- [JOB] Copy every line of the following data that includes the string "larger".

- [TASK INPUTS]
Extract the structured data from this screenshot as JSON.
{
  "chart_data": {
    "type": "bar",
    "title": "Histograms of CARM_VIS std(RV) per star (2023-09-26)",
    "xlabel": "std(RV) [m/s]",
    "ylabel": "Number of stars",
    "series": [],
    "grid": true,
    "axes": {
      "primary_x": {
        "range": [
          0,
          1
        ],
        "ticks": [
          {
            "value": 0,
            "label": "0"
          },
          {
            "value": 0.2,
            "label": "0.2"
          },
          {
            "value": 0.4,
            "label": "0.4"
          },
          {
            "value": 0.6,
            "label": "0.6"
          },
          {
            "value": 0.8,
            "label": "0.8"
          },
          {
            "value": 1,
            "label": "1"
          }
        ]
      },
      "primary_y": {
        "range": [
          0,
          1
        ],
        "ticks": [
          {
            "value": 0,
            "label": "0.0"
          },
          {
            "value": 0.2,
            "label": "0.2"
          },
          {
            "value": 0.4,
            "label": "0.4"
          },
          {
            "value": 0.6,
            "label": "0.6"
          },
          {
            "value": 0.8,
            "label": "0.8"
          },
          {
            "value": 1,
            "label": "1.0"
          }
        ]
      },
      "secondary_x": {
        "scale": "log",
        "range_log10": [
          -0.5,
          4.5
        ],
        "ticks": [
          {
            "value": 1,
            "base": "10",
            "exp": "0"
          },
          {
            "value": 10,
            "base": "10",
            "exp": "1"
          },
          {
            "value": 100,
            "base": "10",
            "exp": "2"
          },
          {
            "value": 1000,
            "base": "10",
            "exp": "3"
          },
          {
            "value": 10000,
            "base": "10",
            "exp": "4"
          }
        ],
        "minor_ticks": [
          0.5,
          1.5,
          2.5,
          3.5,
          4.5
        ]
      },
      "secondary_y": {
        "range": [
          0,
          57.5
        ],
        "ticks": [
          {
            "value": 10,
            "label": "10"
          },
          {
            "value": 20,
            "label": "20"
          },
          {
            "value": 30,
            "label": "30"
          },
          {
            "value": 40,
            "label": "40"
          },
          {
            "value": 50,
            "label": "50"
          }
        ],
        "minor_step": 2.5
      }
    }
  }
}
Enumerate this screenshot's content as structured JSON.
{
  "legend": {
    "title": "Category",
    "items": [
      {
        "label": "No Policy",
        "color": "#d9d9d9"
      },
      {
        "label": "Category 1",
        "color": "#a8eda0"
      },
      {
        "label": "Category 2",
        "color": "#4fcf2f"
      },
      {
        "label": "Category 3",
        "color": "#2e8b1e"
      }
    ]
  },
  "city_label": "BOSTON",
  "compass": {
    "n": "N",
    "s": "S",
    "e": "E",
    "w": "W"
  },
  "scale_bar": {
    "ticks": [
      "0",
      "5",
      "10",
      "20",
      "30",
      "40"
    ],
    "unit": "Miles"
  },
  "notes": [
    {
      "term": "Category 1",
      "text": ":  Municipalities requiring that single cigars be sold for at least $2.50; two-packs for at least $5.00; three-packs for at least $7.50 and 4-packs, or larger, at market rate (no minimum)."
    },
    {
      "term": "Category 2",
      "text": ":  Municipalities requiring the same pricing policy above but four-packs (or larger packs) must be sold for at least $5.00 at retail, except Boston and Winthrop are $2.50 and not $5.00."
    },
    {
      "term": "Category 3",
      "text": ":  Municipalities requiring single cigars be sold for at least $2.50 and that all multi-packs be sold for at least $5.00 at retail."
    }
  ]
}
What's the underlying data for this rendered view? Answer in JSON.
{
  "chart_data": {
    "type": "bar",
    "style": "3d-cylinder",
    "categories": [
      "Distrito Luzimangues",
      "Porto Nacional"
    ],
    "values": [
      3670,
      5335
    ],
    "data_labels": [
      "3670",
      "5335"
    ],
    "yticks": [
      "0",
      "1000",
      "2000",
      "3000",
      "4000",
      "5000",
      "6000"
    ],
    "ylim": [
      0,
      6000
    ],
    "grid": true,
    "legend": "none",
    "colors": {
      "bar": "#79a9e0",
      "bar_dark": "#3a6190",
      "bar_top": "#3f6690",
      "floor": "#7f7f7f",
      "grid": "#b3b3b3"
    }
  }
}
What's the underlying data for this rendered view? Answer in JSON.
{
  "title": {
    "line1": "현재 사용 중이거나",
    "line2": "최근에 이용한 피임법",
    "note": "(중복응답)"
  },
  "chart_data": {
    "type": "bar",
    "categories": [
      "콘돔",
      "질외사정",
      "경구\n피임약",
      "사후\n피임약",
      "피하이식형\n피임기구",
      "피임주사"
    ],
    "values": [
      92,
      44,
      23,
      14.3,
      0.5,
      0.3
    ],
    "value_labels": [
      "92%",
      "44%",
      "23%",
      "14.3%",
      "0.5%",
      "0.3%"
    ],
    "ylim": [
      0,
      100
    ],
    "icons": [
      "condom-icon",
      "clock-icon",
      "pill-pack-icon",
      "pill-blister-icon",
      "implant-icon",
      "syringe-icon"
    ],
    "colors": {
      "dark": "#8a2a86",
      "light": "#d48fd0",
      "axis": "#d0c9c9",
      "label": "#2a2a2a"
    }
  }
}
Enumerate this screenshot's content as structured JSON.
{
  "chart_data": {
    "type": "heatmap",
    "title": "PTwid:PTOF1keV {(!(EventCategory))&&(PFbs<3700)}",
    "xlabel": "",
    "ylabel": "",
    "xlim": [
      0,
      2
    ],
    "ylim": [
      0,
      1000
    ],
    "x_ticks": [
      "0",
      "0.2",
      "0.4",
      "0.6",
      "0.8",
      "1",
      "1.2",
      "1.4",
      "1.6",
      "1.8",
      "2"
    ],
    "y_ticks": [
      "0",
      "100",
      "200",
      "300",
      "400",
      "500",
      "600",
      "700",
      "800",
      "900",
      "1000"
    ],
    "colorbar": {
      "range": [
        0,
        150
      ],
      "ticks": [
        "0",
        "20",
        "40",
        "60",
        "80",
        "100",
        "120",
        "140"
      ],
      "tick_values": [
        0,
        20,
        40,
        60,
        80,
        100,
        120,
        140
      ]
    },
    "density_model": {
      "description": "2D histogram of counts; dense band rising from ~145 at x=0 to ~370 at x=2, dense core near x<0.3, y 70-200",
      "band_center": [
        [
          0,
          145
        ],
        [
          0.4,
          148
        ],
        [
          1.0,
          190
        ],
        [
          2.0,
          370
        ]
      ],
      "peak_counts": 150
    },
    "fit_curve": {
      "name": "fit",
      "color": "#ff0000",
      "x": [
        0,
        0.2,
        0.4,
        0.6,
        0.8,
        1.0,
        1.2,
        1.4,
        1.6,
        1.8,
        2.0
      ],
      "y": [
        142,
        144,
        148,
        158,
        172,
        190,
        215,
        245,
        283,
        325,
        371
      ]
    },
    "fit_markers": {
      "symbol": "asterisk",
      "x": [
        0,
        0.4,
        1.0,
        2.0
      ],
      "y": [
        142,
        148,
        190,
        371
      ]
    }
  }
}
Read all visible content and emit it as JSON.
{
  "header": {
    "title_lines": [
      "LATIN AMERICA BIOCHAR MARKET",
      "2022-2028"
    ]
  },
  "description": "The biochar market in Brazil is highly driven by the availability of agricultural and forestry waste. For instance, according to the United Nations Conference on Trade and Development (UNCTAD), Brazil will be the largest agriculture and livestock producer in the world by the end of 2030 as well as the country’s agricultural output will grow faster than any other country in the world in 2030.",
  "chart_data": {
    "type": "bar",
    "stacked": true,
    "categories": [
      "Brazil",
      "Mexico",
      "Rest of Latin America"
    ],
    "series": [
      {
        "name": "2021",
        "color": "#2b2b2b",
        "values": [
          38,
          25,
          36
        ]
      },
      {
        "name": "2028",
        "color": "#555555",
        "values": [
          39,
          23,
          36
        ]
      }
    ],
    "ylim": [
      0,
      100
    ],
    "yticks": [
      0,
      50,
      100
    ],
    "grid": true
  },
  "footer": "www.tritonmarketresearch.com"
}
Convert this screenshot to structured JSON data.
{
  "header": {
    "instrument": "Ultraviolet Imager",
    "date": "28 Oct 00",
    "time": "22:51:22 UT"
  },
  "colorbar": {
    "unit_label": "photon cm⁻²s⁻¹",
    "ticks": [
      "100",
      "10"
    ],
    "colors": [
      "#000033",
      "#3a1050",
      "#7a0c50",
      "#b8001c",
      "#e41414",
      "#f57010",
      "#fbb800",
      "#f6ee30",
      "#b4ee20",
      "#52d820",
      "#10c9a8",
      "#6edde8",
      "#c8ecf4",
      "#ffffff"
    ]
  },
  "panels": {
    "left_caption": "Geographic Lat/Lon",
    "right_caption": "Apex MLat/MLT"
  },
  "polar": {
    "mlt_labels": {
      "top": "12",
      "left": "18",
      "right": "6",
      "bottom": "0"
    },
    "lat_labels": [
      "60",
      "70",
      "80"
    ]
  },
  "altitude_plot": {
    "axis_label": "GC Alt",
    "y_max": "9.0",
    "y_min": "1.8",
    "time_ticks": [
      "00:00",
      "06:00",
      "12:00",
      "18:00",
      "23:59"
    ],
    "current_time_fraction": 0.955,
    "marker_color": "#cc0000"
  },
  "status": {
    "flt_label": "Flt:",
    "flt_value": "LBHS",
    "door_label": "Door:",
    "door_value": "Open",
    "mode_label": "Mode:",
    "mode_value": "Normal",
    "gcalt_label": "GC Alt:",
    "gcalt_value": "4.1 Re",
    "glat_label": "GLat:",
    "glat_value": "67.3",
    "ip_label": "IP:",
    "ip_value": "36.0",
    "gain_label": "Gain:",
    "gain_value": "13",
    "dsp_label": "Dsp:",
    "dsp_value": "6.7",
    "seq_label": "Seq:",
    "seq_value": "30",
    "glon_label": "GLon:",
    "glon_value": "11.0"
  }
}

- [FINISHED ANSWER]
      "text": ":  Municipalities requiring that single cigars be sold for at least $2.50; two-packs for at least $5.00; three-packs for at least $7.50 and 4-packs, or larger, at market rate (no minimum)."
      "text": ":  Municipalities requiring the same pricing policy above but four-packs (or larger packs) must be sold for at least $5.00 at retail, except Boston and Winthrop are $2.50 and not $5.00."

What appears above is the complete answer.